— START Records for the task —
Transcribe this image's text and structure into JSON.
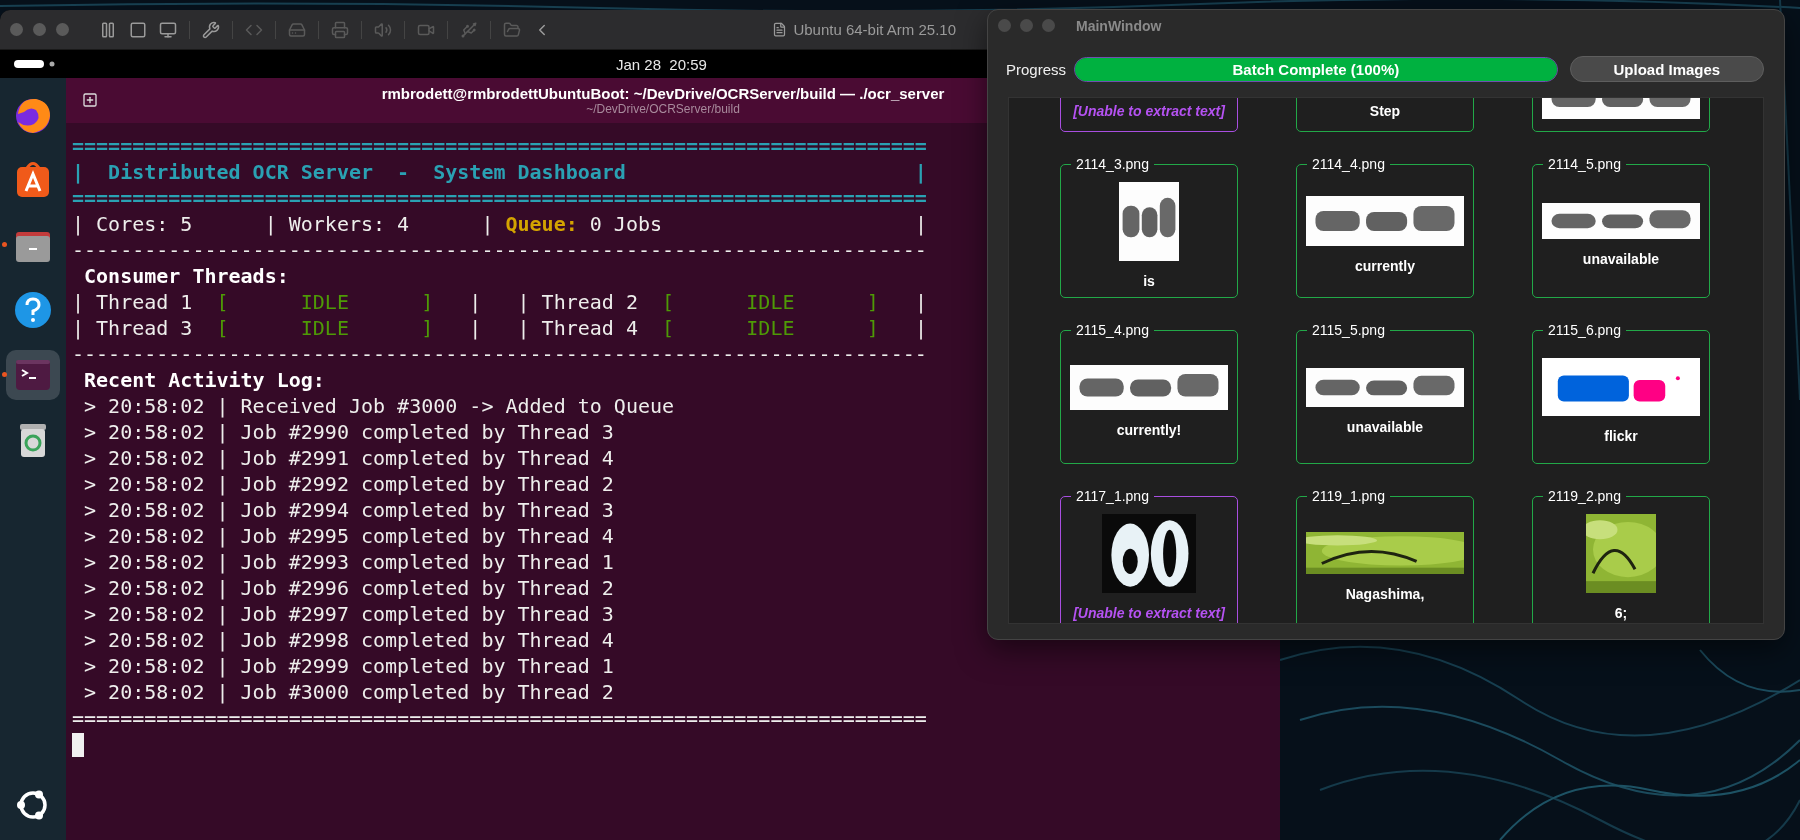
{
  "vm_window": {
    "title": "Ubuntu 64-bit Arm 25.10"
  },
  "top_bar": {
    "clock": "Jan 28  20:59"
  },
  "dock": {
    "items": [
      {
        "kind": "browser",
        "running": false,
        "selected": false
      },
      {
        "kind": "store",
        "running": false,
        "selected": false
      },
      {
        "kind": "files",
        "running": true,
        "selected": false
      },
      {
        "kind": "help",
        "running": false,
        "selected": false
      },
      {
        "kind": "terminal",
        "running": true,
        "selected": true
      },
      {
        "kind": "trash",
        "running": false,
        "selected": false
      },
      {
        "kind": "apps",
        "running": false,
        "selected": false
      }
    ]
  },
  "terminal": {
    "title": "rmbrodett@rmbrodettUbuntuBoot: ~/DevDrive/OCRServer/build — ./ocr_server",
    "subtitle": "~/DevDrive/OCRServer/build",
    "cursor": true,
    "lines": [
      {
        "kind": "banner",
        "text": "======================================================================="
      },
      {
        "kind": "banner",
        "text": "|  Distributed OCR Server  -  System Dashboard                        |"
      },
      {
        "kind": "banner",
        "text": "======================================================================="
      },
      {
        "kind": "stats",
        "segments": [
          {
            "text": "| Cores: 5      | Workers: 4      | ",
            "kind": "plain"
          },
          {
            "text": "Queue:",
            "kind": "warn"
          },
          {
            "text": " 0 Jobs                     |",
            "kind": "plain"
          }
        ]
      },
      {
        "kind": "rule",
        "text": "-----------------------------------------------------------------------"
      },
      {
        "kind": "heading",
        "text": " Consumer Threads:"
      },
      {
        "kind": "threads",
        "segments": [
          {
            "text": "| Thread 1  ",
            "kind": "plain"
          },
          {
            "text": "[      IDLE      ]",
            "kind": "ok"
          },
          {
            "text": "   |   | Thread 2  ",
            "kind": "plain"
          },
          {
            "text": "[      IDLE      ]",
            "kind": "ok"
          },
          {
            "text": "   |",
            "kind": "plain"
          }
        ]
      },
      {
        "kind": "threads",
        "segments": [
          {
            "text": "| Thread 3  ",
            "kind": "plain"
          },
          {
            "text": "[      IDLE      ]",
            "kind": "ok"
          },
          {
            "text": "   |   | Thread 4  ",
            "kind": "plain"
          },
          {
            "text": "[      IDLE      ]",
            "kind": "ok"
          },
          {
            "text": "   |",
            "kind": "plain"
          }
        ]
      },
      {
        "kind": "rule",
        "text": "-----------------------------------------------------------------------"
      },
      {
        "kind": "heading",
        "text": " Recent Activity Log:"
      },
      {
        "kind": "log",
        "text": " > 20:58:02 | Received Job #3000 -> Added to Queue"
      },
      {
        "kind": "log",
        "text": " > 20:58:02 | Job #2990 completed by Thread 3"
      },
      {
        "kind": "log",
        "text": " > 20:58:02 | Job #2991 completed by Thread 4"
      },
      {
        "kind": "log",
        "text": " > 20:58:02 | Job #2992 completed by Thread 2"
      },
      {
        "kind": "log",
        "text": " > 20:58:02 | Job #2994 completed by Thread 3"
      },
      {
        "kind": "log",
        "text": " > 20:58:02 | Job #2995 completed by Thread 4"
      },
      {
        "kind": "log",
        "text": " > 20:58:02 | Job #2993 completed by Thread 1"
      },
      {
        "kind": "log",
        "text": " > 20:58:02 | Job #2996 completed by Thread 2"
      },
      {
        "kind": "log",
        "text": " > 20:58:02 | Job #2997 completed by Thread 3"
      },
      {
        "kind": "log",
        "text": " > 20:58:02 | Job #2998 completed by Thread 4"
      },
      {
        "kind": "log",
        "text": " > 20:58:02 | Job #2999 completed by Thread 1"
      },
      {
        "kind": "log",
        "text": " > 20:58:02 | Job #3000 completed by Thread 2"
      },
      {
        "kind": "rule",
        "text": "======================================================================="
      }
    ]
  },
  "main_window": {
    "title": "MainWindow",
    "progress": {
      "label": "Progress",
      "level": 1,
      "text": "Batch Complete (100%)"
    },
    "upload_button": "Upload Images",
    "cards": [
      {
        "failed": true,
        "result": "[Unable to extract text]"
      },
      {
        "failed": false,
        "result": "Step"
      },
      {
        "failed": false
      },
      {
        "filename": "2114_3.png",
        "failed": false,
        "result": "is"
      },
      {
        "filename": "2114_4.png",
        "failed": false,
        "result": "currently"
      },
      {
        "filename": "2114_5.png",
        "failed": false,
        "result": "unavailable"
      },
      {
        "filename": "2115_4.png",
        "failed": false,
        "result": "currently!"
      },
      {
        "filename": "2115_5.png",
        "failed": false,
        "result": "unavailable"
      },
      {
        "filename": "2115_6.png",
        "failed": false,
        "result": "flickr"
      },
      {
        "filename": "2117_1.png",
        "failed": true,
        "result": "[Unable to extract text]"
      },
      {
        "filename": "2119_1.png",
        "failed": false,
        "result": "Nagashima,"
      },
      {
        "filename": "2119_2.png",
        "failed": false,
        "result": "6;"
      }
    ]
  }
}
— END Records for the task —
**What you have to do**
Go through the listing above and list every line that has the word "currently".

**Task output**
        "result": "currently"
        "result": "currently!"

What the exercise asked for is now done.